Work to do =
Write out every entry word for word.

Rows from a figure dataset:

_ _ _ _ _

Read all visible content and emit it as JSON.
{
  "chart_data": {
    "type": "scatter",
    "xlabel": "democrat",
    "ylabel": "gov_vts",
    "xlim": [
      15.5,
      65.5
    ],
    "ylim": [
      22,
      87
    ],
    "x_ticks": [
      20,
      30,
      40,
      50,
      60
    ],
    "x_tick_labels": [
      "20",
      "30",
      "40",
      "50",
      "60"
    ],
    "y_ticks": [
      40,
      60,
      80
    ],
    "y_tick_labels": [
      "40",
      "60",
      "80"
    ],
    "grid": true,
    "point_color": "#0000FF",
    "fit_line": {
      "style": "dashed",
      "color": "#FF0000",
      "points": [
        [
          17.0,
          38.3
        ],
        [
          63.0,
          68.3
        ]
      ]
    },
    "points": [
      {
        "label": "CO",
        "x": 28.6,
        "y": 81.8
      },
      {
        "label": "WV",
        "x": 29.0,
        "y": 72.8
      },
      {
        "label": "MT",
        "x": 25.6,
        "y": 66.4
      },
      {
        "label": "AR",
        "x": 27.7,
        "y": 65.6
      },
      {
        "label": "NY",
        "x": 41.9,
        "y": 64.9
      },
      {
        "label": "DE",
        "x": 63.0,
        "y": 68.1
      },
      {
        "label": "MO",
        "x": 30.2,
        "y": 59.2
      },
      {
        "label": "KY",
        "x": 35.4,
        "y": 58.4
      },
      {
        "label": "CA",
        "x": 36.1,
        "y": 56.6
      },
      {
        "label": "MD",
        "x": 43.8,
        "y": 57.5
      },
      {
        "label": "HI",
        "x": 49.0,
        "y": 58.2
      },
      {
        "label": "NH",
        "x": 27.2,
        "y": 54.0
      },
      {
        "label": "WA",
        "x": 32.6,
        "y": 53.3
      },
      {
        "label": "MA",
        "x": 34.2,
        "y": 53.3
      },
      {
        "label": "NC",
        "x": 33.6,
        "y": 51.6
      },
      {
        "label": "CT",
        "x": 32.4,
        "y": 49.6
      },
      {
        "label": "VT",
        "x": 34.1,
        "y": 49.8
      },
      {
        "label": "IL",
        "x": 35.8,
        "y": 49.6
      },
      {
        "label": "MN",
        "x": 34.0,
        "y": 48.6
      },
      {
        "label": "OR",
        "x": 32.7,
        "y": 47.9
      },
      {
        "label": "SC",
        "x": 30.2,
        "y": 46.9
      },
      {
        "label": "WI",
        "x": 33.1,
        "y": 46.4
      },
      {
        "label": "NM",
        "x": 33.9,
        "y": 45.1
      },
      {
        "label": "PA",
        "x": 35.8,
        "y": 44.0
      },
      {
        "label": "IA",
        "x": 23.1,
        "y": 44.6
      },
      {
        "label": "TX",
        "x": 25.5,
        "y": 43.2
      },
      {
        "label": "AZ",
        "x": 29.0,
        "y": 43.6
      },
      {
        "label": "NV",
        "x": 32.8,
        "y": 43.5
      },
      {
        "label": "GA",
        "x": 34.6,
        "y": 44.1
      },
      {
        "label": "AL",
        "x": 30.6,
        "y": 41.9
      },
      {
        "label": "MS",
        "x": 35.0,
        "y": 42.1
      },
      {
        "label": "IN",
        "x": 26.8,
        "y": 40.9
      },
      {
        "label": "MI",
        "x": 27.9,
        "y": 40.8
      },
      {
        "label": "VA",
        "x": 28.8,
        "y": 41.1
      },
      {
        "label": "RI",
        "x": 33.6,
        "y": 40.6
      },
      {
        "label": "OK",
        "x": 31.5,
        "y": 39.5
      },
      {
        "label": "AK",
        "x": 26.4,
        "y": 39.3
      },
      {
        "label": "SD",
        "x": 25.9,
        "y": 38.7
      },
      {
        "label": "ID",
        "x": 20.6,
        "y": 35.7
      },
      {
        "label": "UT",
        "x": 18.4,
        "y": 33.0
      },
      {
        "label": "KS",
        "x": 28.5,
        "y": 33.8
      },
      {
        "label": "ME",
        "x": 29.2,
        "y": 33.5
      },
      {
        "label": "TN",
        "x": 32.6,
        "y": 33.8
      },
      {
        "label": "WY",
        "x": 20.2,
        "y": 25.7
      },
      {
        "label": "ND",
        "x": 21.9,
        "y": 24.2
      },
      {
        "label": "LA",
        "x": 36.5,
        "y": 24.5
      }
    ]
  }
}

_ _ _ _ _

Solution =
Read all visible content and emit it as JSON.
{
  "chart_data": {
    "type": "scatter",
    "xlabel": "democrat",
    "ylabel": "gov_vts",
    "xlim": [
      15.5,
      65.5
    ],
    "ylim": [
      22,
      87
    ],
    "x_ticks": [
      20,
      30,
      40,
      50,
      60
    ],
    "x_tick_labels": [
      "20",
      "30",
      "40",
      "50",
      "60"
    ],
    "y_ticks": [
      40,
      60,
      80
    ],
    "y_tick_labels": [
      "40",
      "60",
      "80"
    ],
    "grid": true,
    "point_color": "#0000FF",
    "fit_line": {
      "style": "dashed",
      "color": "#FF0000",
      "points": [
        [
          17.0,
          38.3
        ],
        [
          63.0,
          68.3
        ]
      ]
    },
    "points": [
      {
        "label": "CO",
        "x": 28.6,
        "y": 81.8
      },
      {
        "label": "WV",
        "x": 29.0,
        "y": 72.8
      },
      {
        "label": "MT",
        "x": 25.6,
        "y": 66.4
      },
      {
        "label": "AR",
        "x": 27.7,
        "y": 65.6
      },
      {
        "label": "NY",
        "x": 41.9,
        "y": 64.9
      },
      {
        "label": "DE",
        "x": 63.0,
        "y": 68.1
      },
      {
        "label": "MO",
        "x": 30.2,
        "y": 59.2
      },
      {
        "label": "KY",
        "x": 35.4,
        "y": 58.4
      },
      {
        "label": "CA",
        "x": 36.1,
        "y": 56.6
      },
      {
        "label": "MD",
        "x": 43.8,
        "y": 57.5
      },
      {
        "label": "HI",
        "x": 49.0,
        "y": 58.2
      },
      {
        "label": "NH",
        "x": 27.2,
        "y": 54.0
      },
      {
        "label": "WA",
        "x": 32.6,
        "y": 53.3
      },
      {
        "label": "MA",
        "x": 34.2,
        "y": 53.3
      },
      {
        "label": "NC",
        "x": 33.6,
        "y": 51.6
      },
      {
        "label": "CT",
        "x": 32.4,
        "y": 49.6
      },
      {
        "label": "VT",
        "x": 34.1,
        "y": 49.8
      },
      {
        "label": "IL",
        "x": 35.8,
        "y": 49.6
      },
      {
        "label": "MN",
        "x": 34.0,
        "y": 48.6
      },
      {
        "label": "OR",
        "x": 32.7,
        "y": 47.9
      },
      {
        "label": "SC",
        "x": 30.2,
        "y": 46.9
      },
      {
        "label": "WI",
        "x": 33.1,
        "y": 46.4
      },
      {
        "label": "NM",
        "x": 33.9,
        "y": 45.1
      },
      {
        "label": "PA",
        "x": 35.8,
        "y": 44.0
      },
      {
        "label": "IA",
        "x": 23.1,
        "y": 44.6
      },
      {
        "label": "TX",
        "x": 25.5,
        "y": 43.2
      },
      {
        "label": "AZ",
        "x": 29.0,
        "y": 43.6
      },
      {
        "label": "NV",
        "x": 32.8,
        "y": 43.5
      },
      {
        "label": "GA",
        "x": 34.6,
        "y": 44.1
      },
      {
        "label": "AL",
        "x": 30.6,
        "y": 41.9
      },
      {
        "label": "MS",
        "x": 35.0,
        "y": 42.1
      },
      {
        "label": "IN",
        "x": 26.8,
        "y": 40.9
      },
      {
        "label": "MI",
        "x": 27.9,
        "y": 40.8
      },
      {
        "label": "VA",
        "x": 28.8,
        "y": 41.1
      },
      {
        "label": "RI",
        "x": 33.6,
        "y": 40.6
      },
      {
        "label": "OK",
        "x": 31.5,
        "y": 39.5
      },
      {
        "label": "AK",
        "x": 26.4,
        "y": 39.3
      },
      {
        "label": "SD",
        "x": 25.9,
        "y": 38.7
      },
      {
        "label": "ID",
        "x": 20.6,
        "y": 35.7
      },
      {
        "label": "UT",
        "x": 18.4,
        "y": 33.0
      },
      {
        "label": "KS",
        "x": 28.5,
        "y": 33.8
      },
      {
        "label": "ME",
        "x": 29.2,
        "y": 33.5
      },
      {
        "label": "TN",
        "x": 32.6,
        "y": 33.8
      },
      {
        "label": "WY",
        "x": 20.2,
        "y": 25.7
      },
      {
        "label": "ND",
        "x": 21.9,
        "y": 24.2
      },
      {
        "label": "LA",
        "x": 36.5,
        "y": 24.5
      }
    ]
  }
}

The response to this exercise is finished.